* **Your assignment**:
Only lines with the word "Lärande" belong in the answer; copy them from the records below.

___ Provided entries

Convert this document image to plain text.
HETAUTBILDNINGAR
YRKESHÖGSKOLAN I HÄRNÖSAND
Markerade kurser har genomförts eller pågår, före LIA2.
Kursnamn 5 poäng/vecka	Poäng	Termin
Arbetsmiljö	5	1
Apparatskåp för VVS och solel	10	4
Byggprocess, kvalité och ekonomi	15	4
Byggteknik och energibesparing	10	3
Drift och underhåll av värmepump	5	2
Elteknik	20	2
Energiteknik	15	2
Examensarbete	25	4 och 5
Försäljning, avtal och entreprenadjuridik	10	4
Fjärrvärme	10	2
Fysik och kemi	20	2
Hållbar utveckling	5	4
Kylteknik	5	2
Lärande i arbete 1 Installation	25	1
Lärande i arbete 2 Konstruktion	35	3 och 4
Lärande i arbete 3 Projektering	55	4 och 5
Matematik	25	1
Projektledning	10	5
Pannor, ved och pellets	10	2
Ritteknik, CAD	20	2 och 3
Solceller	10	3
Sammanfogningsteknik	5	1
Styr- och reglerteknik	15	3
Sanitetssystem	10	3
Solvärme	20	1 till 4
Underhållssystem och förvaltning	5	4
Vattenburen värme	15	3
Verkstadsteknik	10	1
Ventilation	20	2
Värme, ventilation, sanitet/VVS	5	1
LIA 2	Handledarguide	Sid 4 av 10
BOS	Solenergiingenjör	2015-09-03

______

* **Response**:
Lärande i arbete 1 Installation	25	1
Lärande i arbete 2 Konstruktion	35	3 och 4
Lärande i arbete 3 Projektering	55	4 och 5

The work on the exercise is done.